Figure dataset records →
____

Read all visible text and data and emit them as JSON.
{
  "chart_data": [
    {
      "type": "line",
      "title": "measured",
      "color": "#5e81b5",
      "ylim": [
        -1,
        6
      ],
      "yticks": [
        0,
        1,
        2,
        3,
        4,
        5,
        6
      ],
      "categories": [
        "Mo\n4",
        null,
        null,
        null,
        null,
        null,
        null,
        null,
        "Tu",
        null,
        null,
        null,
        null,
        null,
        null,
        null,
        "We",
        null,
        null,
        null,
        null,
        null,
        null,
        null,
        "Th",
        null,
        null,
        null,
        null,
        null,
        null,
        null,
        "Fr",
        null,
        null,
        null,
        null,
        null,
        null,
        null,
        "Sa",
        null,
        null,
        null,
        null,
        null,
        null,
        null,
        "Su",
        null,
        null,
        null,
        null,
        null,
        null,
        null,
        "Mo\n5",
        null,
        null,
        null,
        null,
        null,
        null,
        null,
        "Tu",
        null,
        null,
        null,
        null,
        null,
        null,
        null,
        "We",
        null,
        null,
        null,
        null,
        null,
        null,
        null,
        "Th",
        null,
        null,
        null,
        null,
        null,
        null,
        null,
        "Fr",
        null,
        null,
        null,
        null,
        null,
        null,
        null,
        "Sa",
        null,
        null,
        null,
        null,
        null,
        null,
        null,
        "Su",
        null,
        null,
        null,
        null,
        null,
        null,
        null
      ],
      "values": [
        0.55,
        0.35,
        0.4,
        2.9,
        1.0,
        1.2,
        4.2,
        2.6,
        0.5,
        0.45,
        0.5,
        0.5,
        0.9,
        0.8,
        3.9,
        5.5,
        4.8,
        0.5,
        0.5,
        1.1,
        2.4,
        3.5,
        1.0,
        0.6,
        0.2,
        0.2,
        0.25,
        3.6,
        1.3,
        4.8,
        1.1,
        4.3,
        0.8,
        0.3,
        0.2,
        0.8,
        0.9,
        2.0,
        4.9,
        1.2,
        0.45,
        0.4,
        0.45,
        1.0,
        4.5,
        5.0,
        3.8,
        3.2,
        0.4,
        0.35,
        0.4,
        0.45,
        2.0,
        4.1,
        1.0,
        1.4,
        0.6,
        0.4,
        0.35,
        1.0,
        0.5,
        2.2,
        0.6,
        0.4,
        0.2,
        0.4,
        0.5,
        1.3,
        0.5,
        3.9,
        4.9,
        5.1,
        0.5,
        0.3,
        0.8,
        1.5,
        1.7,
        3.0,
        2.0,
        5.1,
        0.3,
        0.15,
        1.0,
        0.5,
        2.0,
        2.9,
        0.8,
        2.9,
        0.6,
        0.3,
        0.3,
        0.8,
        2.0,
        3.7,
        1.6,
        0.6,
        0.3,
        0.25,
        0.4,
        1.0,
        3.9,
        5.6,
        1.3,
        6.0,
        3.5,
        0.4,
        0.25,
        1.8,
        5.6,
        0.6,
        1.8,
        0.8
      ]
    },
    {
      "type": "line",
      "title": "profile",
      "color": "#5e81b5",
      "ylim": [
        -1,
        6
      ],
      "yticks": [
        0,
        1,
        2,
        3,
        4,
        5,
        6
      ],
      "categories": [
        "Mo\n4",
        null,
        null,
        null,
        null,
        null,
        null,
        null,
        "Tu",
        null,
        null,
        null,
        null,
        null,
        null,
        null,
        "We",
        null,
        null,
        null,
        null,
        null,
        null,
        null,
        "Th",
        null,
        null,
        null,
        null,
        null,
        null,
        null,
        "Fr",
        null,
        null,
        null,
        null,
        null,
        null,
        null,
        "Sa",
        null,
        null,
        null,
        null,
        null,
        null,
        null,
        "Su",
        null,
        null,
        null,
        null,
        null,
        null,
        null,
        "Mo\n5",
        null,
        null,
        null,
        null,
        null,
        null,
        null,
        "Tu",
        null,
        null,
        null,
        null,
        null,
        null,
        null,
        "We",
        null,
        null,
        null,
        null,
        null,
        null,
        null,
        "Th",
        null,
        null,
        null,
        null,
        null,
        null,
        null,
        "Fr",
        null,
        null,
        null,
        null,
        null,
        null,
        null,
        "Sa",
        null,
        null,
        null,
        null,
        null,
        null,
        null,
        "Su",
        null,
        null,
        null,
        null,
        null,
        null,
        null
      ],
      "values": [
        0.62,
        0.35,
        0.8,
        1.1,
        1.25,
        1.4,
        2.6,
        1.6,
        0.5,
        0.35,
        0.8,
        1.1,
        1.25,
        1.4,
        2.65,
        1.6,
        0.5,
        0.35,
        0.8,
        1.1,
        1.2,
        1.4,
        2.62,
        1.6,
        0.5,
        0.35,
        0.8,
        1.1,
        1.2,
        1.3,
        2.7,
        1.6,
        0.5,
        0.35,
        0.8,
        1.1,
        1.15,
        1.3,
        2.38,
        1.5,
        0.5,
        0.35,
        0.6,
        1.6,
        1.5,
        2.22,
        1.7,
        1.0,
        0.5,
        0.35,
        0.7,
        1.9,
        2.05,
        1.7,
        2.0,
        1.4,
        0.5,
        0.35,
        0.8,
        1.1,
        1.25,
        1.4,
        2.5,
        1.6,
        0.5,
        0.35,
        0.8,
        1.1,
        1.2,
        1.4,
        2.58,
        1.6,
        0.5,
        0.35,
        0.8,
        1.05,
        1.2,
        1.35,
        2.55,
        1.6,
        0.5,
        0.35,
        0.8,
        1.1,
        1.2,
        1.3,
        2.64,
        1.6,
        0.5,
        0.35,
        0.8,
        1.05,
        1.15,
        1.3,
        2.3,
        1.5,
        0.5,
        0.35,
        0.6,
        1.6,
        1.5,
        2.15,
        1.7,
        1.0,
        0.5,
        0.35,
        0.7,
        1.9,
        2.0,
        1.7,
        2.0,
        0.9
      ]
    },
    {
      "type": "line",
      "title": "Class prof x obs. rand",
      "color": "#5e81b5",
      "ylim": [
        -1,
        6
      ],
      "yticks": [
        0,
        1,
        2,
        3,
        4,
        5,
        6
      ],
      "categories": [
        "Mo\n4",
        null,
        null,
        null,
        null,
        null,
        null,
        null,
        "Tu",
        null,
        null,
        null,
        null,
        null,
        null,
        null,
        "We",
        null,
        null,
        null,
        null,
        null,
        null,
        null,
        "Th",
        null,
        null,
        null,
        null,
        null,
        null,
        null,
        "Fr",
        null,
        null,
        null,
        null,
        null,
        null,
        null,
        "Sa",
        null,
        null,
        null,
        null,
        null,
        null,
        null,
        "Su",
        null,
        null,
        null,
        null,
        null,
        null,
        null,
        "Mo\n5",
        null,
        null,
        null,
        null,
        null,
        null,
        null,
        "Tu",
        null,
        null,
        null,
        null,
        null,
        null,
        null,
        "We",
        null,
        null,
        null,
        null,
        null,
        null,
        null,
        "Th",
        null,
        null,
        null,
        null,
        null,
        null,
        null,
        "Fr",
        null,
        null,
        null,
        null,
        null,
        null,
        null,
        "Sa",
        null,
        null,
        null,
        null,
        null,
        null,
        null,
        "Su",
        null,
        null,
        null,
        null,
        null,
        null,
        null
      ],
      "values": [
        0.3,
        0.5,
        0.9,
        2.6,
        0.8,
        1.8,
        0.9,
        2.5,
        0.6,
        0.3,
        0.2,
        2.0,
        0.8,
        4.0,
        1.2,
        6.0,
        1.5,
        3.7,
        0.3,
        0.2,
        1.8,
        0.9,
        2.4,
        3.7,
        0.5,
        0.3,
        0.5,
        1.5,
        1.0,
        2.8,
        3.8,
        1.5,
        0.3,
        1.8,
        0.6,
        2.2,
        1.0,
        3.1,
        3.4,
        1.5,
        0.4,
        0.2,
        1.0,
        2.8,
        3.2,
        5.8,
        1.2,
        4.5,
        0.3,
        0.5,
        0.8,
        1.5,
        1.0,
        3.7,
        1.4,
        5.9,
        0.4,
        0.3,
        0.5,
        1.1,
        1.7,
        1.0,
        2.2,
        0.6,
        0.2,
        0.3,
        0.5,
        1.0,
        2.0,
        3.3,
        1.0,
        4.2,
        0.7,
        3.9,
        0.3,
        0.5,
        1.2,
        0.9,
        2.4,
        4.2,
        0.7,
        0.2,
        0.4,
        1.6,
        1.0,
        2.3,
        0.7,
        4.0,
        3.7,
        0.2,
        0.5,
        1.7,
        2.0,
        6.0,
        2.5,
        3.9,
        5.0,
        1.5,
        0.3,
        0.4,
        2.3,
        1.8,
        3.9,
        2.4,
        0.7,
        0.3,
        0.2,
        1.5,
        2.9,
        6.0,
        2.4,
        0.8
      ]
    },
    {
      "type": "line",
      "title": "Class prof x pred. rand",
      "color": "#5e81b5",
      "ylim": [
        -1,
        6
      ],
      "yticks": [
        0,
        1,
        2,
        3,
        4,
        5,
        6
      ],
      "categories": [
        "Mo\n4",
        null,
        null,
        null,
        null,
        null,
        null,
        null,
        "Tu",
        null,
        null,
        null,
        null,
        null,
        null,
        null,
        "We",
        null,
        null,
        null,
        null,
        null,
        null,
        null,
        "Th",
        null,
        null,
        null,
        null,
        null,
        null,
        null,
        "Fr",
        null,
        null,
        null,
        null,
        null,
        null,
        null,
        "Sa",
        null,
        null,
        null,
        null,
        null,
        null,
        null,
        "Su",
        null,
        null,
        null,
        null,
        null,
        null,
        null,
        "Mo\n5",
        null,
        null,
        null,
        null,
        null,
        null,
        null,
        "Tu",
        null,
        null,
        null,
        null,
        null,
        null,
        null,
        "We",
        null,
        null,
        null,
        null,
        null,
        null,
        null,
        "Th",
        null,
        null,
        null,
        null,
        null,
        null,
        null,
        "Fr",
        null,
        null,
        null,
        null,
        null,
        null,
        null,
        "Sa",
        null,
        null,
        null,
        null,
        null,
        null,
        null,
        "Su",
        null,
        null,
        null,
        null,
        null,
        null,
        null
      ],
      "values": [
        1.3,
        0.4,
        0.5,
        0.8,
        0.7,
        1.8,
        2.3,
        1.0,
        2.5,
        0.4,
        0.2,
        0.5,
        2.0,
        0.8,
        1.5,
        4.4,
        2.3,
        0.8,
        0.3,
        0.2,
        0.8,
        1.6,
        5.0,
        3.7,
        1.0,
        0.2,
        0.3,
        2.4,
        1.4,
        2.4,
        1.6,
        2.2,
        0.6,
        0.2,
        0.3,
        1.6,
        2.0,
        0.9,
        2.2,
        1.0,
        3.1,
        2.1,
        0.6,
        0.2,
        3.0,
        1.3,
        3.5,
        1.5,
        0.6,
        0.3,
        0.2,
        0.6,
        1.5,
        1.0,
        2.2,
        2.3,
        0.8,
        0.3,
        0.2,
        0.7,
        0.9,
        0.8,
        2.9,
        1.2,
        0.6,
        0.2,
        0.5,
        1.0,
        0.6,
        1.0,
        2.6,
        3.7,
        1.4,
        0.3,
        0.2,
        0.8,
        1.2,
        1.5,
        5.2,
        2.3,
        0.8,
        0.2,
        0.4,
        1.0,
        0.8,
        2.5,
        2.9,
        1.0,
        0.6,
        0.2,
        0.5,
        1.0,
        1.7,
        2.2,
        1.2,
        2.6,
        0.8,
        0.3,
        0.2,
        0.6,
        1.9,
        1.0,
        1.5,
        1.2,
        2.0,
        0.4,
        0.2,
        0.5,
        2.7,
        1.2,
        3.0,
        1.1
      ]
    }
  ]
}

____

Pick out each line containing the string "rand" and copy it.

      "title": "Class prof x obs. rand",
      "title": "Class prof x pred. rand",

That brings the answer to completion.